- Items:
──────

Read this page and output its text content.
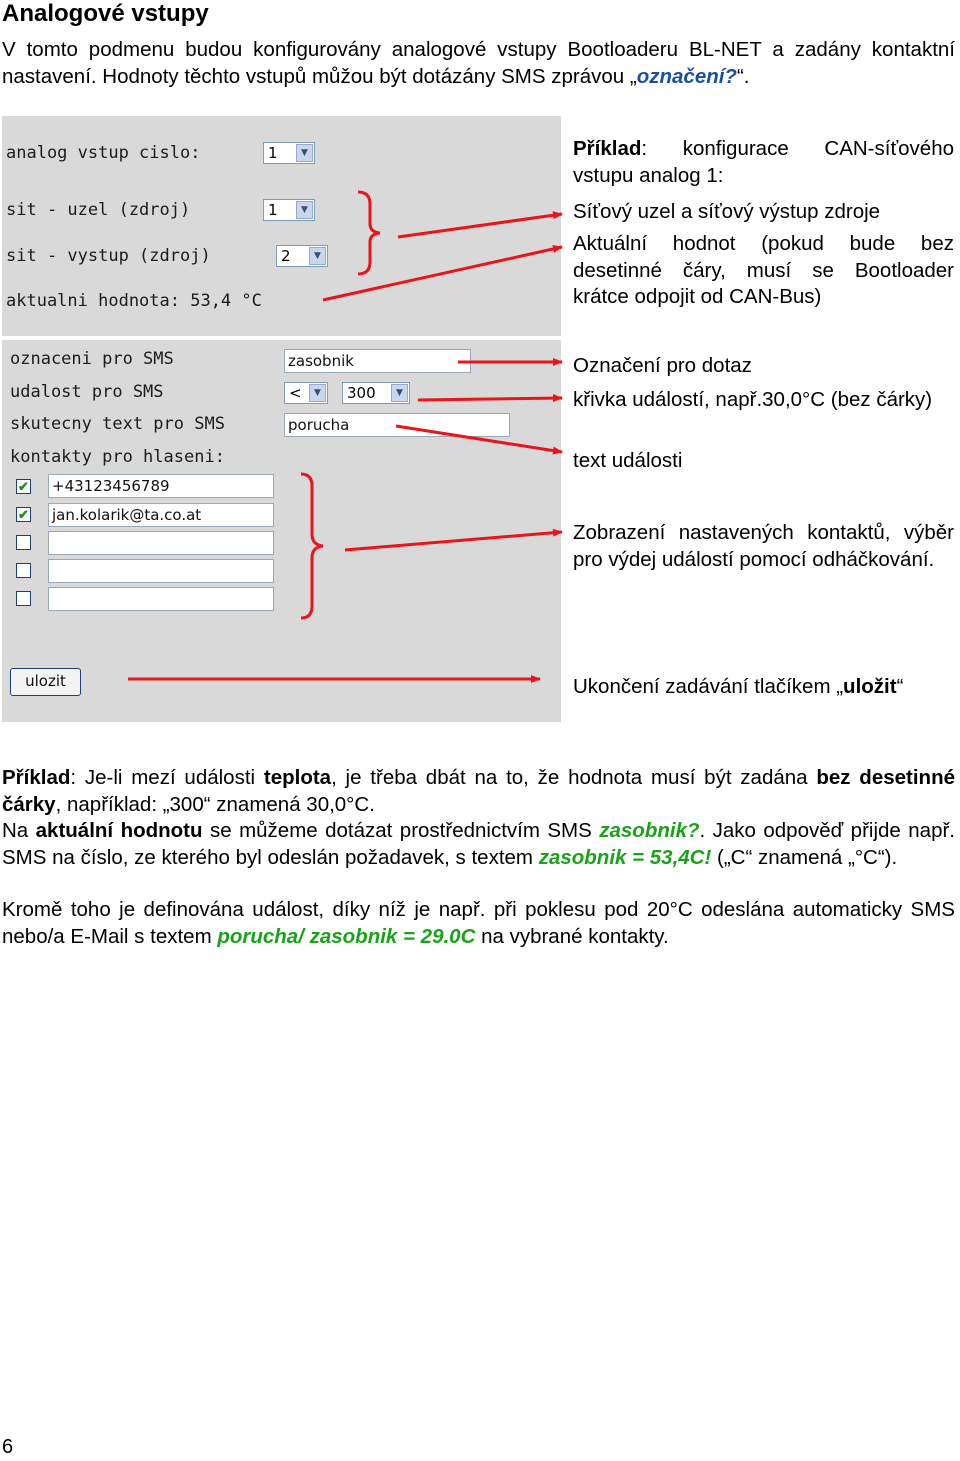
Analogové vstupy

V tomto podmenu budou konfigurovány analogové vstupy Bootloaderu BL-NET a zadány kontaktní nastavení. Hodnoty těchto vstupů můžou být dotázány SMS zprávou „označení?“.

analog vstup cislo:	1	▼
sit - uzel (zdroj)	1	▼
sit - vystup (zdroj)	2	▼
aktualni hodnota: 53,4 °C
oznaceni pro SMS	zasobnik
udalost pro SMS	<	▼	300	▼
skutecny text pro SMS	porucha
kontakty pro hlaseni:
✔ +43123456789
✔ jan.kolarik@ta.co.at
ulozit

Příklad: konfigurace CAN-síťového vstupu analog 1:

Síťový uzel a síťový výstup zdroje

Aktuální hodnot (pokud bude bez desetinné čáry, musí se Bootloader krátce odpojit od CAN-Bus)

Označení pro dotaz

křivka událostí, např.30,0°C (bez čárky)

text události

Zobrazení nastavených kontaktů, výběr pro výdej událostí pomocí odháčkování.

Ukončení zadávání tlačíkem „uložit“

Příklad: Je-li mezí události teplota, je třeba dbát na to, že hodnota musí být zadána bez desetinné čárky, například: „300“ znamená 30,0°C.

Na aktuální hodnotu se můžeme dotázat prostřednictvím SMS zasobnik?. Jako odpověď přijde např. SMS na číslo, ze kterého byl odeslán požadavek, s textem zasobnik = 53,4C! („C“ znamená „°C“).

Kromě toho je definována událost, díky níž je např. při poklesu pod 20°C odeslána automaticky SMS nebo/a E-Mail s textem porucha/ zasobnik = 29.0C na vybrané kontakty.

6
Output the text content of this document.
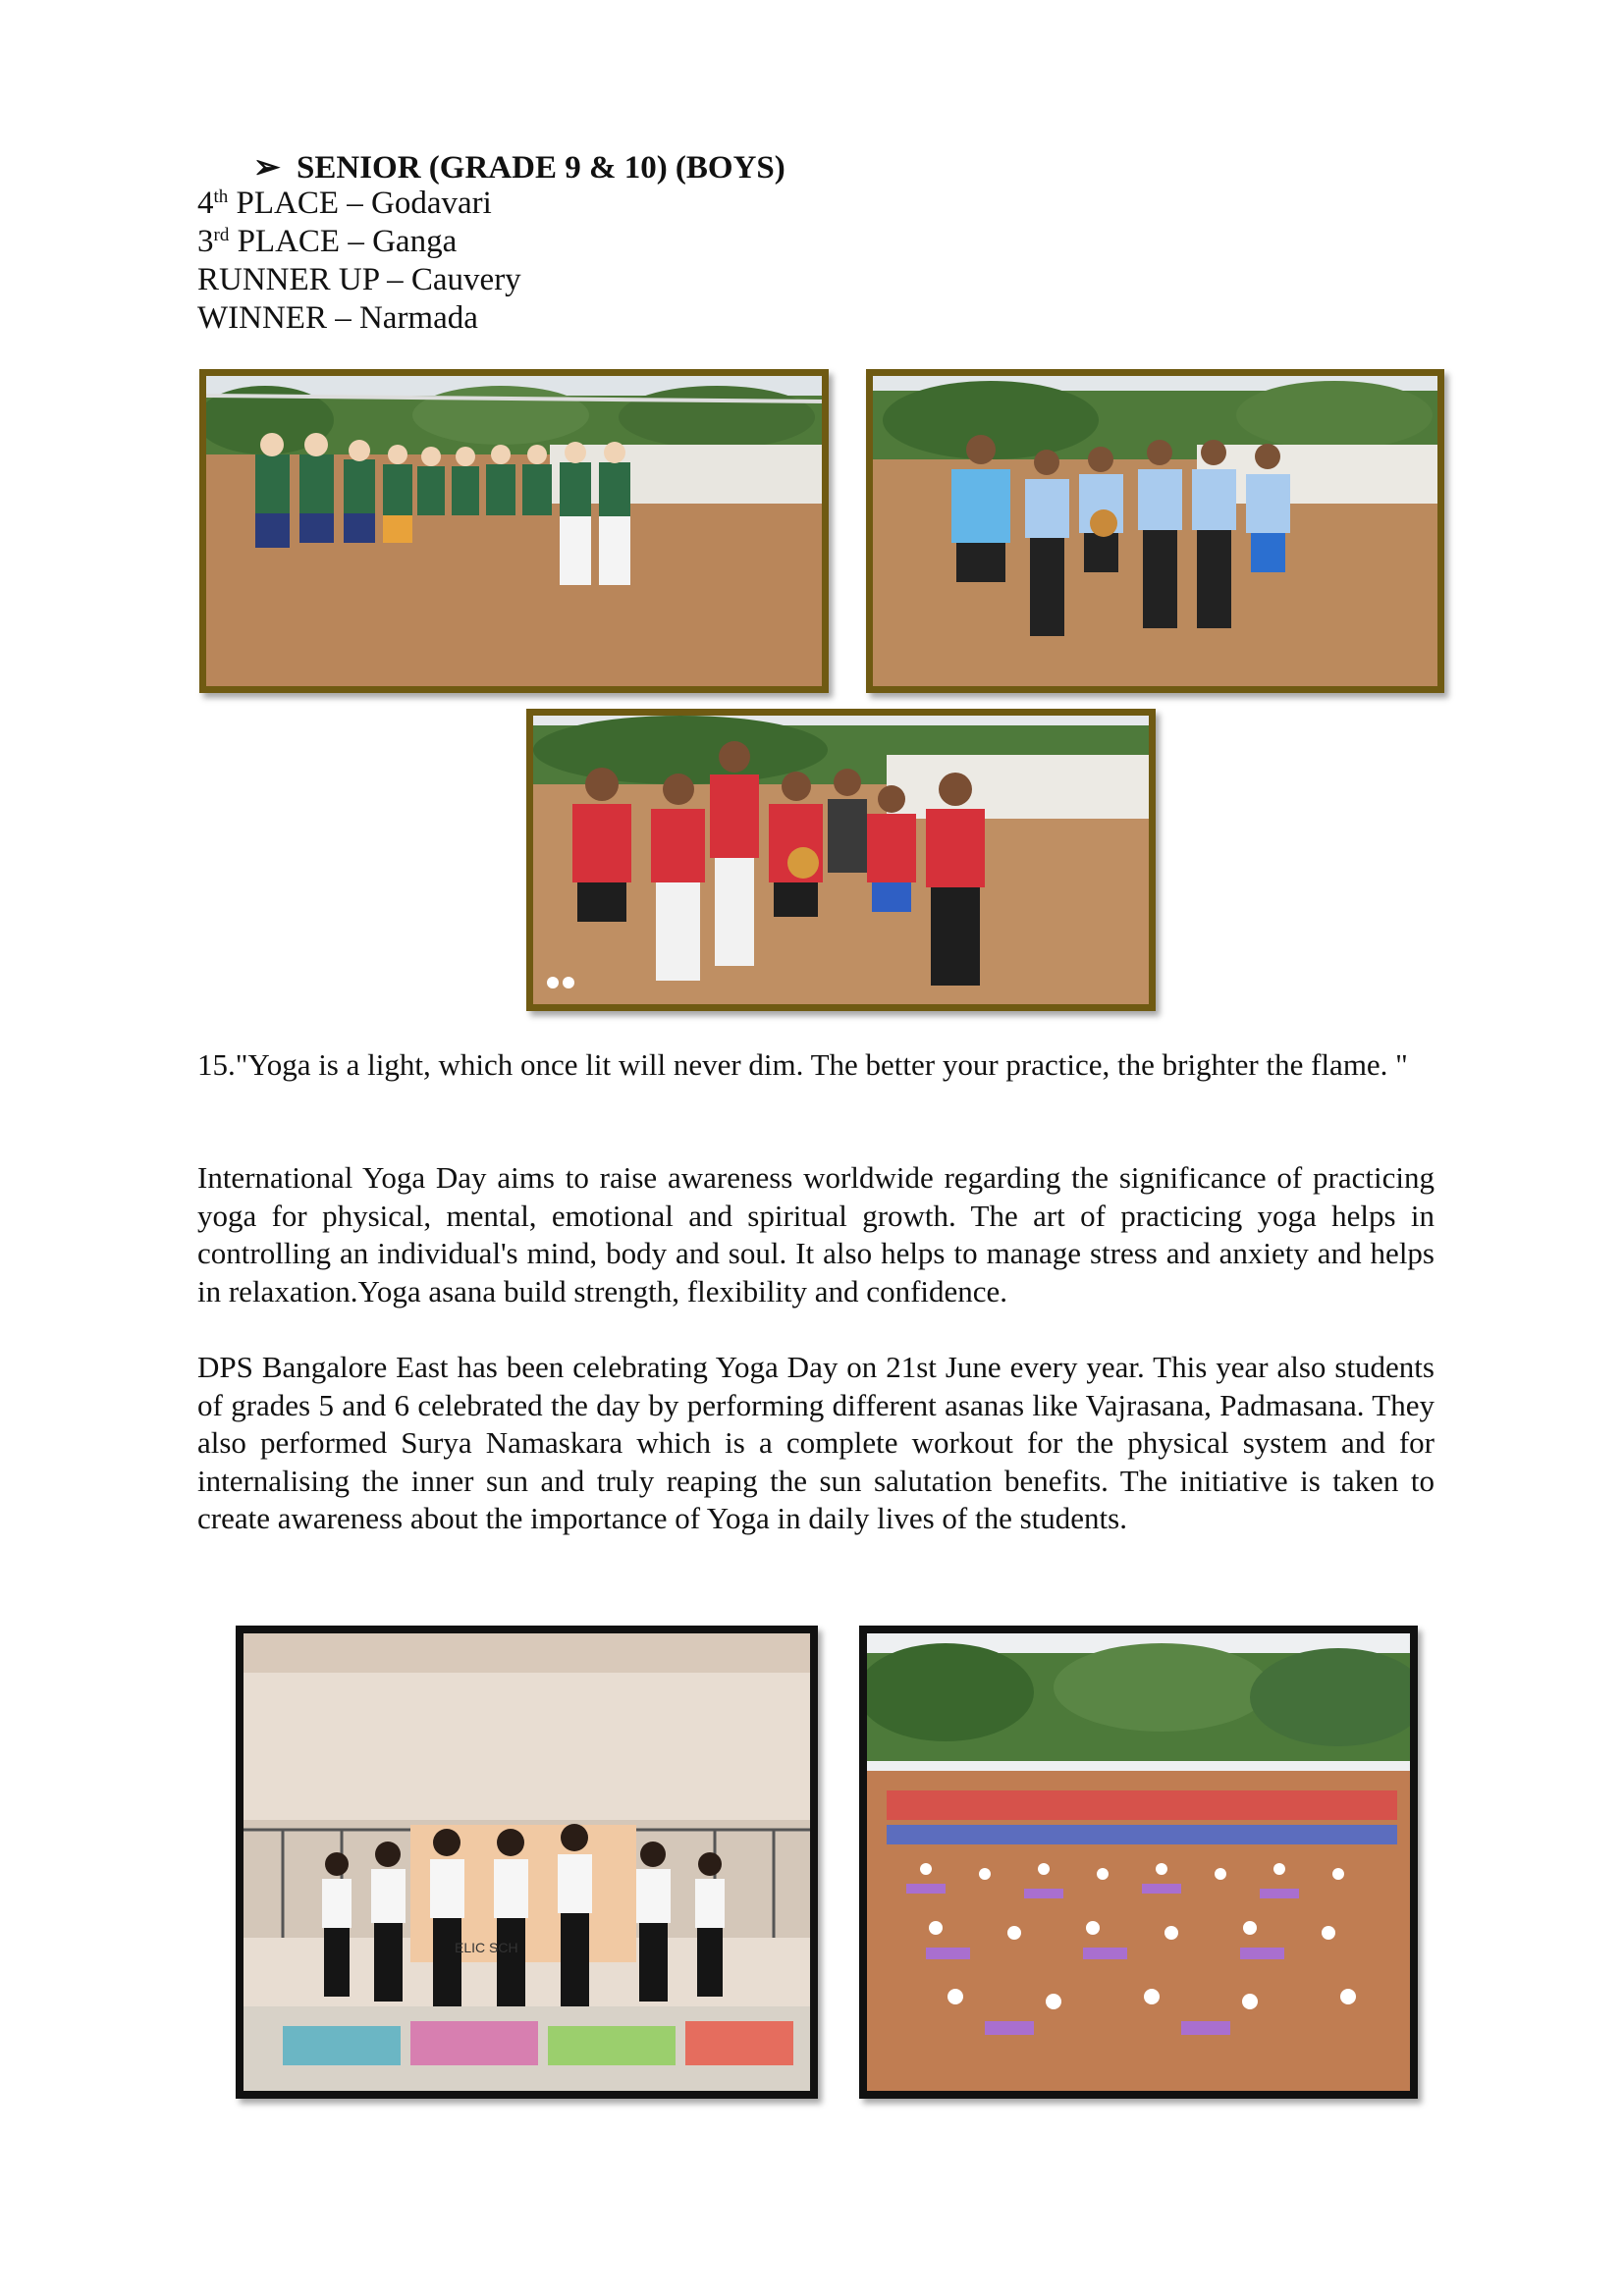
➢ SENIOR (GRADE 9 & 10) (BOYS)
4th PLACE – Godavari
3rd PLACE – Ganga
RUNNER UP – Cauvery
WINNER – Narmada
15."Yoga is a light, which once lit will never dim. The better your practice, the brighter the flame. "
International Yoga Day aims to raise awareness worldwide regarding the significance of practicing yoga for physical, mental, emotional and spiritual growth. The art of practicing yoga helps in controlling an individual's mind, body and soul. It also helps to manage stress and anxiety and helps in relaxation.Yoga asana build strength, flexibility and confidence.
DPS Bangalore East has been celebrating Yoga Day on 21st June every year. This year also students of grades 5 and 6 celebrated the day by performing different asanas like Vajrasana, Padmasana. They also performed Surya Namaskara which is a complete workout for the physical system and for internalising the inner sun and truly reaping the sun salutation benefits. The initiative is taken to create awareness about the importance of Yoga in daily lives of the students.
ELIC SCH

──────

Return the records exactly. Don't carry the pictures over.

- Solution to the problem:
Read this page and output its text content.
Analogové vstupy

V tomto podmenu budou konfigurovány analogové vstupy Bootloaderu BL-NET a zadány kontaktní nastavení. Hodnoty těchto vstupů můžou být dotázány SMS zprávou „označení?“.

analog vstup cislo:	1	▼
sit - uzel (zdroj)	1	▼
sit - vystup (zdroj)	2	▼
aktualni hodnota: 53,4 °C
oznaceni pro SMS	zasobnik
udalost pro SMS	<	▼	300	▼
skutecny text pro SMS	porucha
kontakty pro hlaseni:
✔ +43123456789
✔ jan.kolarik@ta.co.at
ulozit

Příklad: konfigurace CAN-síťového vstupu analog 1:

Síťový uzel a síťový výstup zdroje

Aktuální hodnot (pokud bude bez desetinné čáry, musí se Bootloader krátce odpojit od CAN-Bus)

Označení pro dotaz

křivka událostí, např.30,0°C (bez čárky)

text události

Zobrazení nastavených kontaktů, výběr pro výdej událostí pomocí odháčkování.

Ukončení zadávání tlačíkem „uložit“

Příklad: Je-li mezí události teplota, je třeba dbát na to, že hodnota musí být zadána bez desetinné čárky, například: „300“ znamená 30,0°C.

Na aktuální hodnotu se můžeme dotázat prostřednictvím SMS zasobnik?. Jako odpověď přijde např. SMS na číslo, ze kterého byl odeslán požadavek, s textem zasobnik = 53,4C! („C“ znamená „°C“).

Kromě toho je definována událost, díky níž je např. při poklesu pod 20°C odeslána automaticky SMS nebo/a E-Mail s textem porucha/ zasobnik = 29.0C na vybrané kontakty.

6
Output the text content of this document.
➢ SENIOR (GRADE 9 & 10) (BOYS)
4th PLACE – Godavari
3rd PLACE – Ganga
RUNNER UP – Cauvery
WINNER – Narmada
15."Yoga is a light, which once lit will never dim. The better your practice, the brighter the flame. "
International Yoga Day aims to raise awareness worldwide regarding the significance of practicing yoga for physical, mental, emotional and spiritual growth. The art of practicing yoga helps in controlling an individual's mind, body and soul. It also helps to manage stress and anxiety and helps in relaxation.Yoga asana build strength, flexibility and confidence.
DPS Bangalore East has been celebrating Yoga Day on 21st June every year. This year also students of grades 5 and 6 celebrated the day by performing different asanas like Vajrasana, Padmasana. They also performed Surya Namaskara which is a complete workout for the physical system and for internalising the inner sun and truly reaping the sun salutation benefits. The initiative is taken to create awareness about the importance of Yoga in daily lives of the students.
ELIC SCH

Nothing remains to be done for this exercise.